══ THE INPUT ══
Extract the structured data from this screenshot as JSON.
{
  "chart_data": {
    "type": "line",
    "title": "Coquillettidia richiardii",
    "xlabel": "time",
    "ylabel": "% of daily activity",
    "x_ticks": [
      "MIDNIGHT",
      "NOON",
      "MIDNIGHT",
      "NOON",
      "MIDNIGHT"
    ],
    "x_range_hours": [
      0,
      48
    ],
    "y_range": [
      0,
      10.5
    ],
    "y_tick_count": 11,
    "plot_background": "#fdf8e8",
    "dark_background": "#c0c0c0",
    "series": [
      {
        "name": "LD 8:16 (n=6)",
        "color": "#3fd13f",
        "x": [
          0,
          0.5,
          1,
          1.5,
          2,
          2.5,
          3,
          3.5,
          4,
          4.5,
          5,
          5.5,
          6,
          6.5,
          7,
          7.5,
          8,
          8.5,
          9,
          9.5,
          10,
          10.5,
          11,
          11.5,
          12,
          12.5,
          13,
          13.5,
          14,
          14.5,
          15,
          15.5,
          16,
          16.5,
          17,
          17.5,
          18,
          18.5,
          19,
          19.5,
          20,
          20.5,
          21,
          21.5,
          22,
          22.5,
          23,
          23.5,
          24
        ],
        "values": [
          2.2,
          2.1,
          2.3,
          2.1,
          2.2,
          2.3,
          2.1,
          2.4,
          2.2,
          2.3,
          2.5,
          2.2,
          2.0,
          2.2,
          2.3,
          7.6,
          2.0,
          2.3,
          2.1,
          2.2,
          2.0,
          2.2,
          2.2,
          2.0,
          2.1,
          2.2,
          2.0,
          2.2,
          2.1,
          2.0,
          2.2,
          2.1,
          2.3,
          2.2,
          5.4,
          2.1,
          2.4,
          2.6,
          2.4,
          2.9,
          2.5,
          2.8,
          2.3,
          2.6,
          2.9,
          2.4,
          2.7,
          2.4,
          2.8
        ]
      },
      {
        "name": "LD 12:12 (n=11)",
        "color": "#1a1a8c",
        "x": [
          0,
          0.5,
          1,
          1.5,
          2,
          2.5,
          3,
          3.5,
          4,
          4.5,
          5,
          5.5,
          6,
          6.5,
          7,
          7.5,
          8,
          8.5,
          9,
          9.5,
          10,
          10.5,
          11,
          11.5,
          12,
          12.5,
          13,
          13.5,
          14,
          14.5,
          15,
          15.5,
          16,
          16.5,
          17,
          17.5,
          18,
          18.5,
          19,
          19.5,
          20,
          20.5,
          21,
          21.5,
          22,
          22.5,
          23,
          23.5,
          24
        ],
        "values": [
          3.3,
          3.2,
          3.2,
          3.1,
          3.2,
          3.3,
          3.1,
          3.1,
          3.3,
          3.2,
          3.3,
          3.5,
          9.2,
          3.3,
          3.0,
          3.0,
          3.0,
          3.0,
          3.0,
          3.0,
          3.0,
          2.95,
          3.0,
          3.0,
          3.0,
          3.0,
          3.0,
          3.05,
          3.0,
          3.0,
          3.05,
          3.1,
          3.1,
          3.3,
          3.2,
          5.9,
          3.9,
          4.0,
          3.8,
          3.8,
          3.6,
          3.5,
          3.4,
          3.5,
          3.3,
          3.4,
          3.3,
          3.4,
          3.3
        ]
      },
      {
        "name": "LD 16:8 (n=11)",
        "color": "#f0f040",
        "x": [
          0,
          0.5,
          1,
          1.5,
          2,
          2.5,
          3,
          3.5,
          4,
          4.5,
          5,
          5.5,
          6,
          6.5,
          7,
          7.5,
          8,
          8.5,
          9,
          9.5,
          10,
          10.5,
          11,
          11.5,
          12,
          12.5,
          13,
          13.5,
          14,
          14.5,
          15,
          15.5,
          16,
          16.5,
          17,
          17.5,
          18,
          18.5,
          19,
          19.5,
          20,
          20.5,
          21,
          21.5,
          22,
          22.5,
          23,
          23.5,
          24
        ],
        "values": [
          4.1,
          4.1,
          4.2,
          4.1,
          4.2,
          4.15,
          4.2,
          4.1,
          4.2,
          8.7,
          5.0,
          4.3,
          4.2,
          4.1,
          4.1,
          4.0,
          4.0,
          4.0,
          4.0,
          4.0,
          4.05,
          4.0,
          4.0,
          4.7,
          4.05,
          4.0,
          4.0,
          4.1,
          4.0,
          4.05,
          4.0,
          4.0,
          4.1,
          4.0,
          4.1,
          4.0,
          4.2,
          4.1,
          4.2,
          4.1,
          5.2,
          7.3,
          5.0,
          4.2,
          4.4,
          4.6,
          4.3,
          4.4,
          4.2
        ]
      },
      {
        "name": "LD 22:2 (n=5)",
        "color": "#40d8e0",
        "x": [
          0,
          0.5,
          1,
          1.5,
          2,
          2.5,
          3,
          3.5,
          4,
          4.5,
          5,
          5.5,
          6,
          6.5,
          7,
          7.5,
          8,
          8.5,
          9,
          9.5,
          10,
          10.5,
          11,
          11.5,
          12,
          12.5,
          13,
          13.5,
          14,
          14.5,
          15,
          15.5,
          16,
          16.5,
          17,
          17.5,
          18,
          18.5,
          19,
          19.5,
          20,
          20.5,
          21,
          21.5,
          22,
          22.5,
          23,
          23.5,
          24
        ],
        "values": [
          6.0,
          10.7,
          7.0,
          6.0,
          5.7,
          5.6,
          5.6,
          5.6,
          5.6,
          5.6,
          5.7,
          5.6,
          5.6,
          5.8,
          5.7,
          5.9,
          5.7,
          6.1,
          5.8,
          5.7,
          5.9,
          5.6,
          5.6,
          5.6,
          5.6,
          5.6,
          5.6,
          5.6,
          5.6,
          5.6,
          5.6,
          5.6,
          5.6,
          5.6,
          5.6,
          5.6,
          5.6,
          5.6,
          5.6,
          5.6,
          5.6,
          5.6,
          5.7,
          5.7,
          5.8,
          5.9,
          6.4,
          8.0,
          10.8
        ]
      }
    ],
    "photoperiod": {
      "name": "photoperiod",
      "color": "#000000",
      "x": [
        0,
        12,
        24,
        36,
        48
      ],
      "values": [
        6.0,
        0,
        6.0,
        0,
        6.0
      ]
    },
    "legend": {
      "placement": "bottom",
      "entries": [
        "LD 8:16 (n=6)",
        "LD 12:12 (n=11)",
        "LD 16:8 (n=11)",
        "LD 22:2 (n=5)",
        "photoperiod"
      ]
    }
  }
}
═══
*TASK STATEMENT*
Go through the listing above and restate it word for word.

*RESPONSE BELOW*
Extract the structured data from this screenshot as JSON.
{
  "chart_data": {
    "type": "line",
    "title": "Coquillettidia richiardii",
    "xlabel": "time",
    "ylabel": "% of daily activity",
    "x_ticks": [
      "MIDNIGHT",
      "NOON",
      "MIDNIGHT",
      "NOON",
      "MIDNIGHT"
    ],
    "x_range_hours": [
      0,
      48
    ],
    "y_range": [
      0,
      10.5
    ],
    "y_tick_count": 11,
    "plot_background": "#fdf8e8",
    "dark_background": "#c0c0c0",
    "series": [
      {
        "name": "LD 8:16 (n=6)",
        "color": "#3fd13f",
        "x": [
          0,
          0.5,
          1,
          1.5,
          2,
          2.5,
          3,
          3.5,
          4,
          4.5,
          5,
          5.5,
          6,
          6.5,
          7,
          7.5,
          8,
          8.5,
          9,
          9.5,
          10,
          10.5,
          11,
          11.5,
          12,
          12.5,
          13,
          13.5,
          14,
          14.5,
          15,
          15.5,
          16,
          16.5,
          17,
          17.5,
          18,
          18.5,
          19,
          19.5,
          20,
          20.5,
          21,
          21.5,
          22,
          22.5,
          23,
          23.5,
          24
        ],
        "values": [
          2.2,
          2.1,
          2.3,
          2.1,
          2.2,
          2.3,
          2.1,
          2.4,
          2.2,
          2.3,
          2.5,
          2.2,
          2.0,
          2.2,
          2.3,
          7.6,
          2.0,
          2.3,
          2.1,
          2.2,
          2.0,
          2.2,
          2.2,
          2.0,
          2.1,
          2.2,
          2.0,
          2.2,
          2.1,
          2.0,
          2.2,
          2.1,
          2.3,
          2.2,
          5.4,
          2.1,
          2.4,
          2.6,
          2.4,
          2.9,
          2.5,
          2.8,
          2.3,
          2.6,
          2.9,
          2.4,
          2.7,
          2.4,
          2.8
        ]
      },
      {
        "name": "LD 12:12 (n=11)",
        "color": "#1a1a8c",
        "x": [
          0,
          0.5,
          1,
          1.5,
          2,
          2.5,
          3,
          3.5,
          4,
          4.5,
          5,
          5.5,
          6,
          6.5,
          7,
          7.5,
          8,
          8.5,
          9,
          9.5,
          10,
          10.5,
          11,
          11.5,
          12,
          12.5,
          13,
          13.5,
          14,
          14.5,
          15,
          15.5,
          16,
          16.5,
          17,
          17.5,
          18,
          18.5,
          19,
          19.5,
          20,
          20.5,
          21,
          21.5,
          22,
          22.5,
          23,
          23.5,
          24
        ],
        "values": [
          3.3,
          3.2,
          3.2,
          3.1,
          3.2,
          3.3,
          3.1,
          3.1,
          3.3,
          3.2,
          3.3,
          3.5,
          9.2,
          3.3,
          3.0,
          3.0,
          3.0,
          3.0,
          3.0,
          3.0,
          3.0,
          2.95,
          3.0,
          3.0,
          3.0,
          3.0,
          3.0,
          3.05,
          3.0,
          3.0,
          3.05,
          3.1,
          3.1,
          3.3,
          3.2,
          5.9,
          3.9,
          4.0,
          3.8,
          3.8,
          3.6,
          3.5,
          3.4,
          3.5,
          3.3,
          3.4,
          3.3,
          3.4,
          3.3
        ]
      },
      {
        "name": "LD 16:8 (n=11)",
        "color": "#f0f040",
        "x": [
          0,
          0.5,
          1,
          1.5,
          2,
          2.5,
          3,
          3.5,
          4,
          4.5,
          5,
          5.5,
          6,
          6.5,
          7,
          7.5,
          8,
          8.5,
          9,
          9.5,
          10,
          10.5,
          11,
          11.5,
          12,
          12.5,
          13,
          13.5,
          14,
          14.5,
          15,
          15.5,
          16,
          16.5,
          17,
          17.5,
          18,
          18.5,
          19,
          19.5,
          20,
          20.5,
          21,
          21.5,
          22,
          22.5,
          23,
          23.5,
          24
        ],
        "values": [
          4.1,
          4.1,
          4.2,
          4.1,
          4.2,
          4.15,
          4.2,
          4.1,
          4.2,
          8.7,
          5.0,
          4.3,
          4.2,
          4.1,
          4.1,
          4.0,
          4.0,
          4.0,
          4.0,
          4.0,
          4.05,
          4.0,
          4.0,
          4.7,
          4.05,
          4.0,
          4.0,
          4.1,
          4.0,
          4.05,
          4.0,
          4.0,
          4.1,
          4.0,
          4.1,
          4.0,
          4.2,
          4.1,
          4.2,
          4.1,
          5.2,
          7.3,
          5.0,
          4.2,
          4.4,
          4.6,
          4.3,
          4.4,
          4.2
        ]
      },
      {
        "name": "LD 22:2 (n=5)",
        "color": "#40d8e0",
        "x": [
          0,
          0.5,
          1,
          1.5,
          2,
          2.5,
          3,
          3.5,
          4,
          4.5,
          5,
          5.5,
          6,
          6.5,
          7,
          7.5,
          8,
          8.5,
          9,
          9.5,
          10,
          10.5,
          11,
          11.5,
          12,
          12.5,
          13,
          13.5,
          14,
          14.5,
          15,
          15.5,
          16,
          16.5,
          17,
          17.5,
          18,
          18.5,
          19,
          19.5,
          20,
          20.5,
          21,
          21.5,
          22,
          22.5,
          23,
          23.5,
          24
        ],
        "values": [
          6.0,
          10.7,
          7.0,
          6.0,
          5.7,
          5.6,
          5.6,
          5.6,
          5.6,
          5.6,
          5.7,
          5.6,
          5.6,
          5.8,
          5.7,
          5.9,
          5.7,
          6.1,
          5.8,
          5.7,
          5.9,
          5.6,
          5.6,
          5.6,
          5.6,
          5.6,
          5.6,
          5.6,
          5.6,
          5.6,
          5.6,
          5.6,
          5.6,
          5.6,
          5.6,
          5.6,
          5.6,
          5.6,
          5.6,
          5.6,
          5.6,
          5.6,
          5.7,
          5.7,
          5.8,
          5.9,
          6.4,
          8.0,
          10.8
        ]
      }
    ],
    "photoperiod": {
      "name": "photoperiod",
      "color": "#000000",
      "x": [
        0,
        12,
        24,
        36,
        48
      ],
      "values": [
        6.0,
        0,
        6.0,
        0,
        6.0
      ]
    },
    "legend": {
      "placement": "bottom",
      "entries": [
        "LD 8:16 (n=6)",
        "LD 12:12 (n=11)",
        "LD 16:8 (n=11)",
        "LD 22:2 (n=5)",
        "photoperiod"
      ]
    }
  }
}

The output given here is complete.